* Collected data entries
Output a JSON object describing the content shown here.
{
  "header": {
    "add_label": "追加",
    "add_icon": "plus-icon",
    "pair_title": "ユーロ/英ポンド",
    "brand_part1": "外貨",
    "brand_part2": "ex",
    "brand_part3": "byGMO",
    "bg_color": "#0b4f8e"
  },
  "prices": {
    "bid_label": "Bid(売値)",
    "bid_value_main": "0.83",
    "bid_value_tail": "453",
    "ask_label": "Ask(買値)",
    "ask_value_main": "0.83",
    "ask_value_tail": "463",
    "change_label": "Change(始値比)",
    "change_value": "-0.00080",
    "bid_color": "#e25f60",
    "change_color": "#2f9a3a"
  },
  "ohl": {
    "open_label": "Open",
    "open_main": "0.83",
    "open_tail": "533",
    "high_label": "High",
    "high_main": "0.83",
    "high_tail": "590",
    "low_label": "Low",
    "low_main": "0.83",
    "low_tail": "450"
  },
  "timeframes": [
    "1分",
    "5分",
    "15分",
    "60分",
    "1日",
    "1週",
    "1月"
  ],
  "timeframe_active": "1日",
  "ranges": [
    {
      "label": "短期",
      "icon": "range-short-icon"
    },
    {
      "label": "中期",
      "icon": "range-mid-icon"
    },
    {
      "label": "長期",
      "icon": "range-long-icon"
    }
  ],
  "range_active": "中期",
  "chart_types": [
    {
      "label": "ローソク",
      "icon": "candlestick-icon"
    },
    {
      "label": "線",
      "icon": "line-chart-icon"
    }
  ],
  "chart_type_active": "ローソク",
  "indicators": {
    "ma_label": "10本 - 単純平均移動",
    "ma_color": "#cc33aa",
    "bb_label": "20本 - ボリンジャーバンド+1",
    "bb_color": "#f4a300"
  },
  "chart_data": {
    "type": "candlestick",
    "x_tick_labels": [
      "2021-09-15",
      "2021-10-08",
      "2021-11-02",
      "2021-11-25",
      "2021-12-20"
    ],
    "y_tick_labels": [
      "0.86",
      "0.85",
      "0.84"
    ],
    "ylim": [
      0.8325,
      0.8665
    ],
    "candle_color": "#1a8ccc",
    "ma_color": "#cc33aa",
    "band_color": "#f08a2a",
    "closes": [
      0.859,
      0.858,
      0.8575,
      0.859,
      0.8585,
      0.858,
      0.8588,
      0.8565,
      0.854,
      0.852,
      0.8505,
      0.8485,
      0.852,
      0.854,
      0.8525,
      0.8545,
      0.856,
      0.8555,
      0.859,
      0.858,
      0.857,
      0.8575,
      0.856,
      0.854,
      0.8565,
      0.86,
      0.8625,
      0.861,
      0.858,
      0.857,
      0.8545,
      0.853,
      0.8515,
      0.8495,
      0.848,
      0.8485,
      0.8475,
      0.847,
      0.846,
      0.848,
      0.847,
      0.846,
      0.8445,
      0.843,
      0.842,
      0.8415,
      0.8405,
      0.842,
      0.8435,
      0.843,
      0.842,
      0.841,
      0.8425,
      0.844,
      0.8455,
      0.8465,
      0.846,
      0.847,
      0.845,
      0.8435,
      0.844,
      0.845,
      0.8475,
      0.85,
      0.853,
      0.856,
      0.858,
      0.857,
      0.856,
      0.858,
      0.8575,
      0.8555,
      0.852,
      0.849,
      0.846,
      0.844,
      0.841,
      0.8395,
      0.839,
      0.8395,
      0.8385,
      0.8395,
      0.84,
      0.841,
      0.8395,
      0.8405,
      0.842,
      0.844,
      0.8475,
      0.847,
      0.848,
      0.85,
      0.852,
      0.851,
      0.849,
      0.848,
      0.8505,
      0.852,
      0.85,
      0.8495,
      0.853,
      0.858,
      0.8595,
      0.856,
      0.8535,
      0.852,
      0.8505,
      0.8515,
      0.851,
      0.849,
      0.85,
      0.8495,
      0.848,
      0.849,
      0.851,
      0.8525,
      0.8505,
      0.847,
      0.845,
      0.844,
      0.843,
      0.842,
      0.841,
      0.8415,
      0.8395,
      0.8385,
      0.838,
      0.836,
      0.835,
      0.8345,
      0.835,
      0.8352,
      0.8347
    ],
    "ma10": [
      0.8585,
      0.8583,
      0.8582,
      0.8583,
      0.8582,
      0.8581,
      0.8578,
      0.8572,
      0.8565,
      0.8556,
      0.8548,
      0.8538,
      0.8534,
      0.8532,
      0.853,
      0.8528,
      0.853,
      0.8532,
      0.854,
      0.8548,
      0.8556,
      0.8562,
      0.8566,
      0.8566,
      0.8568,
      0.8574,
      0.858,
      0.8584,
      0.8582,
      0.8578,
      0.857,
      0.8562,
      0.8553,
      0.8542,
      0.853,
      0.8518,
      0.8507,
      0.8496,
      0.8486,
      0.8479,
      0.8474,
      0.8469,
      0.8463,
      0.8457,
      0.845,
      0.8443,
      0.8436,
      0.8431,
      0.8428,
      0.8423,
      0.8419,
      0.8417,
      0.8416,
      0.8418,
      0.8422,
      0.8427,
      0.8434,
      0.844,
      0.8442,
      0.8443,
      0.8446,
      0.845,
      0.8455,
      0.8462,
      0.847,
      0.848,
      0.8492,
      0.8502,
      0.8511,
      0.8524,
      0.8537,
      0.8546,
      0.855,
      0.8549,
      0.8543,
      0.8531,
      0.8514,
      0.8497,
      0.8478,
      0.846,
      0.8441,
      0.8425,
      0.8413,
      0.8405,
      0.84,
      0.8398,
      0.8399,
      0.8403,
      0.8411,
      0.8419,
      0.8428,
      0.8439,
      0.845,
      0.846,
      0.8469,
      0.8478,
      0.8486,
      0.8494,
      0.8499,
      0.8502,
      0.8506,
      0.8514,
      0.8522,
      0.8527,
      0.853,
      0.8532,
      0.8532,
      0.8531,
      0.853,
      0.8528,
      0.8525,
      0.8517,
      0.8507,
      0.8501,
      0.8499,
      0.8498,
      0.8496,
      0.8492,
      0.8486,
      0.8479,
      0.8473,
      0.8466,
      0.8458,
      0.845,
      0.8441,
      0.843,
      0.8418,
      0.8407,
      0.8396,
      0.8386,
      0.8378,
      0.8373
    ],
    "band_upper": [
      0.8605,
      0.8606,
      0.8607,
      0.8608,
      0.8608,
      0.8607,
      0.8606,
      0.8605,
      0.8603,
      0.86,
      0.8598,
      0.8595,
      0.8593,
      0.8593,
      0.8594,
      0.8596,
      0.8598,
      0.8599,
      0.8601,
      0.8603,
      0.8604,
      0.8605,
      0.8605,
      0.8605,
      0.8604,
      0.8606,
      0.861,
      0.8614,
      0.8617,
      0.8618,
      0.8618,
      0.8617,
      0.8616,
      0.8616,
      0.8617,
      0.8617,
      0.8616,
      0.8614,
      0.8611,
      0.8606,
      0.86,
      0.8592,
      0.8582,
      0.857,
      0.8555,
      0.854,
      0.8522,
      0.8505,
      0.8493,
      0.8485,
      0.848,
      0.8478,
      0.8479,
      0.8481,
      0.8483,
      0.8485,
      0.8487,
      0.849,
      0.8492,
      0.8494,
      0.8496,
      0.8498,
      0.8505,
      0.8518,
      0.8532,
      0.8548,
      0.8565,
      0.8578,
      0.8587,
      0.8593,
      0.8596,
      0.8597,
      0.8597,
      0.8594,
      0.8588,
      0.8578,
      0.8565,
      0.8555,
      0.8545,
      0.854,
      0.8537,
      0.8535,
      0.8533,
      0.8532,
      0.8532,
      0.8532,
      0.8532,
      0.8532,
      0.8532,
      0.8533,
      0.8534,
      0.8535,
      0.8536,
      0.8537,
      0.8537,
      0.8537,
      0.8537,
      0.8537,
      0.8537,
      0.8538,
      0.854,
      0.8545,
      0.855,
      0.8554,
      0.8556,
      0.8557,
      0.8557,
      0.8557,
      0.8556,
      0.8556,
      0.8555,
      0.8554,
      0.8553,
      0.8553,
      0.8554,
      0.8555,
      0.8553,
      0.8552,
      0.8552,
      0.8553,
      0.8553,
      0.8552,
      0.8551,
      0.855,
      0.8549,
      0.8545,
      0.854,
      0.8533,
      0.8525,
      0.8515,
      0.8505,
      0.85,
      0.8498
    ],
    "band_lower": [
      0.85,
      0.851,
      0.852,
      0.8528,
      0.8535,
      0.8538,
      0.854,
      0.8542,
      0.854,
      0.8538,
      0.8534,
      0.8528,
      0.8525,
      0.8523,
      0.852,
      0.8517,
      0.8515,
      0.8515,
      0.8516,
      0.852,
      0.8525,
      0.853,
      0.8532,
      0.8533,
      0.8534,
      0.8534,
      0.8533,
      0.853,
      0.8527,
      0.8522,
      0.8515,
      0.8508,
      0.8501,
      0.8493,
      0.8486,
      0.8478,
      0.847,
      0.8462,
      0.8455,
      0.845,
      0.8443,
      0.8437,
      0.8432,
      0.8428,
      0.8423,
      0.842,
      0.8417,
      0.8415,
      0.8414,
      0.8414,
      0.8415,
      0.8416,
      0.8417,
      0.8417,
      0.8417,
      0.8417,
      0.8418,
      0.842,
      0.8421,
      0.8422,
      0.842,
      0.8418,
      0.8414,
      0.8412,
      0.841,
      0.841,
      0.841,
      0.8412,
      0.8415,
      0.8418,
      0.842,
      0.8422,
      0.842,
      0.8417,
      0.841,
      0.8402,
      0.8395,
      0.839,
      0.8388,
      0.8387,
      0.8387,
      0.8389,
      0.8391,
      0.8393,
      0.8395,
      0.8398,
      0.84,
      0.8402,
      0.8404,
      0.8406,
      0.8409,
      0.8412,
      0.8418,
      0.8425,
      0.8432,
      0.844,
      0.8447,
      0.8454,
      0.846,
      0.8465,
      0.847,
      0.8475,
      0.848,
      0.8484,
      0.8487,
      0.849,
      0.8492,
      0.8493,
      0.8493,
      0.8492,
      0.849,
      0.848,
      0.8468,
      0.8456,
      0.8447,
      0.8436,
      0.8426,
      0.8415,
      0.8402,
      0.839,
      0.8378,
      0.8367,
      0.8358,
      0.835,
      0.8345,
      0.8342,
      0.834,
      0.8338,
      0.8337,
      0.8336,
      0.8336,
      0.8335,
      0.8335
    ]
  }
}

* Exercise aim
Scan the material above for the string "candlestick" and return the lines that hold it.

* Written response
      "icon": "candlestick-icon"
    "type": "candlestick",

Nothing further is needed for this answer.